* [What is being asked] Determine the count of lines holding "Reflectance" and give that count alone.

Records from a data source
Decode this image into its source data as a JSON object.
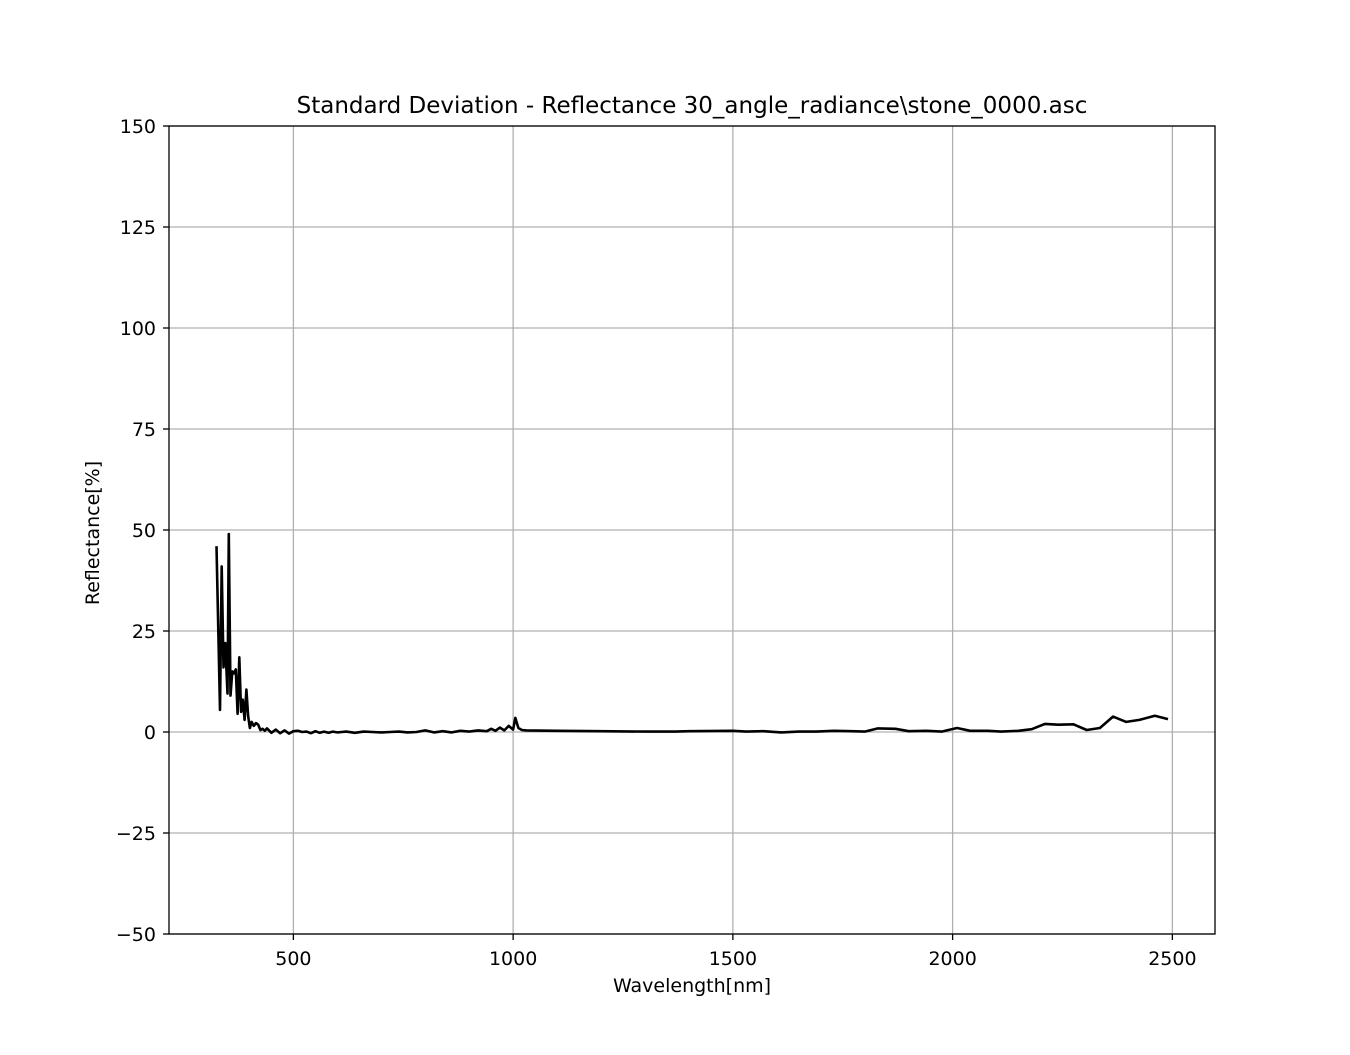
{
  "chart_data": {
    "type": "line",
    "title": "Standard Deviation - Reflectance 30_angle_radiance\\stone_0000.asc",
    "xlabel": "Wavelength[nm]",
    "ylabel": "Reflectance[%]",
    "xlim": [
      217,
      2597
    ],
    "ylim": [
      -50,
      150
    ],
    "xticks": [
      500,
      1000,
      1500,
      2000,
      2500
    ],
    "xtick_labels": [
      "500",
      "1000",
      "1500",
      "2000",
      "2500"
    ],
    "yticks": [
      -50,
      -25,
      0,
      25,
      50,
      75,
      100,
      125,
      150
    ],
    "ytick_labels": [
      "−50",
      "−25",
      "0",
      "25",
      "50",
      "75",
      "100",
      "125",
      "150"
    ],
    "grid": true,
    "line_color": "#000000",
    "grid_color": "#b0b0b0",
    "series": [
      {
        "x": [
          325,
          333,
          337,
          341,
          345,
          350,
          353,
          357,
          361,
          365,
          369,
          373,
          377,
          381,
          385,
          389,
          393,
          397,
          401,
          405,
          410,
          415,
          420,
          425,
          430,
          435,
          440,
          450,
          460,
          470,
          480,
          490,
          500,
          510,
          520,
          530,
          540,
          550,
          560,
          570,
          580,
          590,
          600,
          610,
          620,
          640,
          660,
          680,
          700,
          720,
          740,
          760,
          780,
          800,
          820,
          840,
          860,
          880,
          900,
          920,
          940,
          950,
          960,
          970,
          980,
          990,
          1000,
          1005,
          1012,
          1020,
          1030,
          1100,
          1200,
          1300,
          1370,
          1400,
          1500,
          1530,
          1570,
          1610,
          1650,
          1690,
          1730,
          1770,
          1800,
          1830,
          1870,
          1900,
          1940,
          1975,
          2010,
          2040,
          2080,
          2110,
          2150,
          2180,
          2210,
          2240,
          2275,
          2305,
          2335,
          2365,
          2395,
          2425,
          2460,
          2490
        ],
        "y": [
          46,
          5.5,
          41,
          16,
          22,
          9.5,
          49,
          9,
          15,
          14.5,
          15.5,
          4.5,
          18.5,
          5,
          8,
          3,
          10.5,
          4,
          1,
          2.5,
          1.5,
          2.2,
          1.8,
          0.5,
          0.8,
          0.3,
          0.9,
          -0.2,
          0.6,
          -0.3,
          0.4,
          -0.4,
          0.2,
          0.3,
          0,
          0.1,
          -0.3,
          0.2,
          -0.2,
          0.1,
          -0.2,
          0.1,
          -0.1,
          0,
          0.1,
          -0.2,
          0.1,
          0,
          -0.1,
          0,
          0.1,
          -0.1,
          0,
          0.4,
          -0.1,
          0.2,
          -0.1,
          0.3,
          0.1,
          0.4,
          0.2,
          0.8,
          0.3,
          1.1,
          0.4,
          1.5,
          0.6,
          3.5,
          1.0,
          0.5,
          0.4,
          0.3,
          0.2,
          0.1,
          0.1,
          0.2,
          0.3,
          0.1,
          0.2,
          -0.1,
          0.1,
          0.1,
          0.3,
          0.2,
          0.1,
          0.9,
          0.8,
          0.2,
          0.3,
          0.1,
          1.0,
          0.3,
          0.3,
          0.1,
          0.3,
          0.7,
          2.0,
          1.8,
          1.9,
          0.5,
          1.0,
          3.8,
          2.5,
          3.0,
          4.0,
          3.2
        ]
      }
    ]
  }
}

* [Answer for the task] 2